*Problem to solve*:
Every record must be transcribed in its entirety, apart from the images, which are to be omitted.
BEGIN Supplied records
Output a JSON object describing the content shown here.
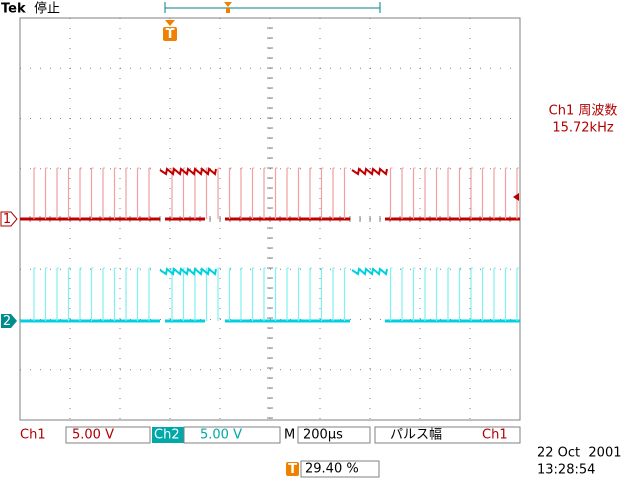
{
  "header": {
    "brand": "Tek",
    "status": "停止"
  },
  "markers": {
    "trigger": "T",
    "ch1": "1",
    "ch2": "2"
  },
  "measurement": {
    "label": "Ch1 周波数",
    "value": "15.72kHz"
  },
  "status_bar": {
    "ch1_label": "Ch1",
    "ch1_scale": "5.00 V",
    "ch2_label": "Ch2",
    "ch2_scale": "5.00 V",
    "time_label": "M",
    "time_scale": "200µs",
    "trigger_type": "パルス幅",
    "trigger_source": "Ch1",
    "trigger_marker": "T",
    "trigger_level": "29.40 %",
    "date": "22 Oct  2001",
    "time": "13:28:54"
  }
}
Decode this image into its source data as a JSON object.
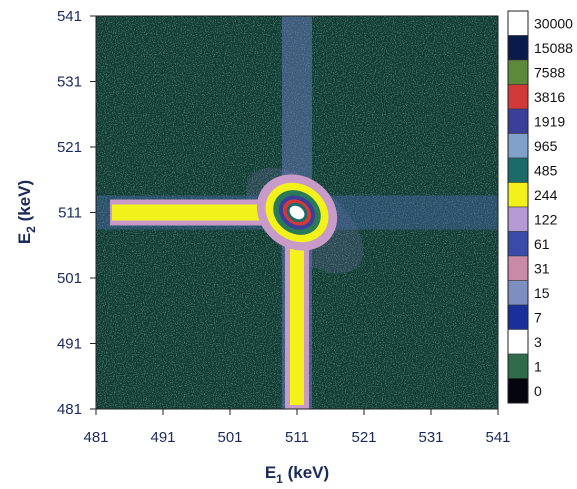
{
  "chart_data": {
    "type": "heatmap",
    "title": "",
    "xlabel": {
      "main": "E",
      "sub": "1",
      "unit": " (keV)"
    },
    "ylabel": {
      "main": "E",
      "sub": "2",
      "unit": " (keV)"
    },
    "xlim": [
      481,
      541
    ],
    "ylim": [
      481,
      541
    ],
    "x_ticks": [
      481,
      491,
      501,
      511,
      521,
      531,
      541
    ],
    "y_ticks": [
      481,
      491,
      501,
      511,
      521,
      531,
      541
    ],
    "grid": false,
    "colorbar": {
      "placement": "right",
      "levels": [
        "30000",
        "15088",
        "7588",
        "3816",
        "1919",
        "965",
        "485",
        "244",
        "122",
        "61",
        "31",
        "15",
        "7",
        "3",
        "1",
        "0"
      ],
      "colors": [
        "#ffffff",
        "#0a1a4a",
        "#5d8a3a",
        "#d23a3a",
        "#3b3f9a",
        "#7fa0c8",
        "#1a6b6a",
        "#f2f21a",
        "#b59ad6",
        "#3a4aa8",
        "#c98aa8",
        "#7d8fc0",
        "#1b2f9a",
        "#ffffff",
        "#2f6b4a",
        "#050510"
      ]
    },
    "features": [
      {
        "name": "peak",
        "x": 511,
        "y": 511
      },
      {
        "name": "horizontal ridge",
        "y": 511,
        "x_range": [
          481,
          541
        ]
      },
      {
        "name": "vertical ridge",
        "x": 511,
        "y_range": [
          481,
          541
        ]
      }
    ]
  }
}
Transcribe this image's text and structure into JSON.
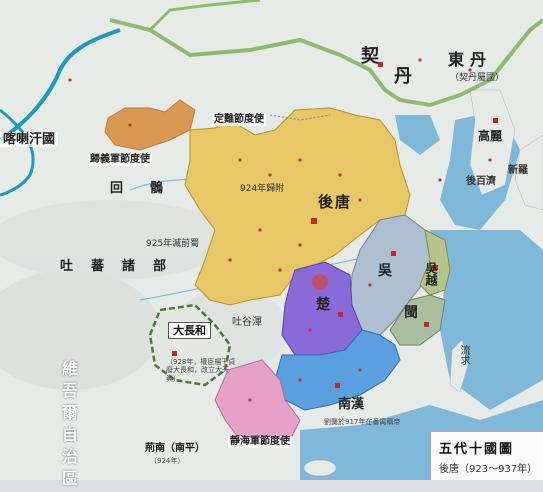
{
  "map": {
    "regions": {
      "later_tang": "後唐",
      "wu": "吳",
      "wuyue": "吳越",
      "min": "閩",
      "chu": "楚",
      "southern_han": "南漢",
      "dachanghe": "大長和",
      "khitan_a": "契",
      "khitan_b": "丹",
      "dongdan": "東丹",
      "goryeo": "高麗",
      "hou_baekje": "後百濟",
      "silla": "新羅",
      "uyghur_a": "回",
      "uyghur_b": "鶻",
      "tubo": "吐蕃諸部",
      "karakhanid": "喀喇汗國",
      "jingnan": "荊南（南平）"
    },
    "jiedushi": {
      "guiyi": "歸義軍節度使",
      "dingnan": "定難節度使",
      "jinghai": "靜海軍節度使"
    },
    "annotations": {
      "y924": "924年歸附",
      "y925": "925年滅前蜀",
      "han917": "劉龑於917年在番禺稱帝",
      "dachanghe_note": "（928年，權臣楊干貞廢大長和，改立大天興）",
      "dongdan_sub": "（契丹屬國）",
      "jingnan_note": "（924年）"
    },
    "water": {
      "ryukyu": "流求",
      "tunnel": "吐谷渾"
    },
    "map_edge_text": "維吾爾自治區"
  },
  "legend": {
    "title": "五代十國圖",
    "period": "後唐（923～937年）"
  },
  "colors": {
    "later_tang": "#e8c766",
    "wu": "#aebfcf",
    "wuyue": "#b4c48b",
    "min": "#a9bfa0",
    "chu": "#8a6ad8",
    "southern_han": "#5aa0e0",
    "guiyi": "#d98a3a",
    "jinghai": "#e6a2c9",
    "khitan_border": "#7fb35b",
    "land": "#e7ebe8",
    "water": "#7fb8d9",
    "river": "#1f9ab8"
  }
}
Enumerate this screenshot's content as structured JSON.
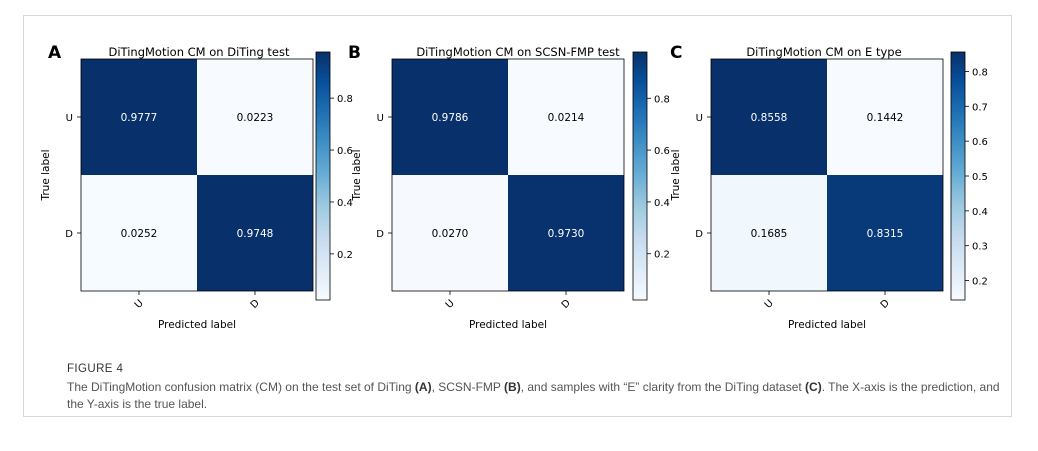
END Supplied records
*Response*:
Output a JSON object describing the content shown here.
{
  "header": {
    "brand": "Tek",
    "status": "停止"
  },
  "markers": {
    "trigger": "T",
    "ch1": "1",
    "ch2": "2"
  },
  "measurement": {
    "label": "Ch1 周波数",
    "value": "15.72kHz"
  },
  "status_bar": {
    "ch1_label": "Ch1",
    "ch1_scale": "5.00 V",
    "ch2_label": "Ch2",
    "ch2_scale": "5.00 V",
    "time_label": "M",
    "time_scale": "200µs",
    "trigger_type": "パルス幅",
    "trigger_source": "Ch1",
    "trigger_marker": "T",
    "trigger_level": "29.40 %",
    "date": "22 Oct  2001",
    "time": "13:28:54"
  }
}
Decode this image into its source data as a JSON object.
{
  "chart_data": {
    "type": "heatmap",
    "title": "",
    "xlabel": {
      "main": "E",
      "sub": "1",
      "unit": " (keV)"
    },
    "ylabel": {
      "main": "E",
      "sub": "2",
      "unit": " (keV)"
    },
    "xlim": [
      481,
      541
    ],
    "ylim": [
      481,
      541
    ],
    "x_ticks": [
      481,
      491,
      501,
      511,
      521,
      531,
      541
    ],
    "y_ticks": [
      481,
      491,
      501,
      511,
      521,
      531,
      541
    ],
    "grid": false,
    "colorbar": {
      "placement": "right",
      "levels": [
        "30000",
        "15088",
        "7588",
        "3816",
        "1919",
        "965",
        "485",
        "244",
        "122",
        "61",
        "31",
        "15",
        "7",
        "3",
        "1",
        "0"
      ],
      "colors": [
        "#ffffff",
        "#0a1a4a",
        "#5d8a3a",
        "#d23a3a",
        "#3b3f9a",
        "#7fa0c8",
        "#1a6b6a",
        "#f2f21a",
        "#b59ad6",
        "#3a4aa8",
        "#c98aa8",
        "#7d8fc0",
        "#1b2f9a",
        "#ffffff",
        "#2f6b4a",
        "#050510"
      ]
    },
    "features": [
      {
        "name": "peak",
        "x": 511,
        "y": 511
      },
      {
        "name": "horizontal ridge",
        "y": 511,
        "x_range": [
          481,
          541
        ]
      },
      {
        "name": "vertical ridge",
        "x": 511,
        "y_range": [
          481,
          541
        ]
      }
    ]
  }
}
Transcribe this image's text and structure into JSON.
{
  "map": {
    "regions": {
      "later_tang": "後唐",
      "wu": "吳",
      "wuyue": "吳越",
      "min": "閩",
      "chu": "楚",
      "southern_han": "南漢",
      "dachanghe": "大長和",
      "khitan_a": "契",
      "khitan_b": "丹",
      "dongdan": "東丹",
      "goryeo": "高麗",
      "hou_baekje": "後百濟",
      "silla": "新羅",
      "uyghur_a": "回",
      "uyghur_b": "鶻",
      "tubo": "吐蕃諸部",
      "karakhanid": "喀喇汗國",
      "jingnan": "荊南（南平）"
    },
    "jiedushi": {
      "guiyi": "歸義軍節度使",
      "dingnan": "定難節度使",
      "jinghai": "靜海軍節度使"
    },
    "annotations": {
      "y924": "924年歸附",
      "y925": "925年滅前蜀",
      "han917": "劉龑於917年在番禺稱帝",
      "dachanghe_note": "（928年，權臣楊干貞廢大長和，改立大天興）",
      "dongdan_sub": "（契丹屬國）",
      "jingnan_note": "（924年）"
    },
    "water": {
      "ryukyu": "流求",
      "tunnel": "吐谷渾"
    },
    "map_edge_text": "維吾爾自治區"
  },
  "legend": {
    "title": "五代十國圖",
    "period": "後唐（923～937年）"
  },
  "colors": {
    "later_tang": "#e8c766",
    "wu": "#aebfcf",
    "wuyue": "#b4c48b",
    "min": "#a9bfa0",
    "chu": "#8a6ad8",
    "southern_han": "#5aa0e0",
    "guiyi": "#d98a3a",
    "jinghai": "#e6a2c9",
    "khitan_border": "#7fb35b",
    "land": "#e7ebe8",
    "water": "#7fb8d9",
    "river": "#1f9ab8"
  }
}
Enumerate this screenshot's content as structured JSON.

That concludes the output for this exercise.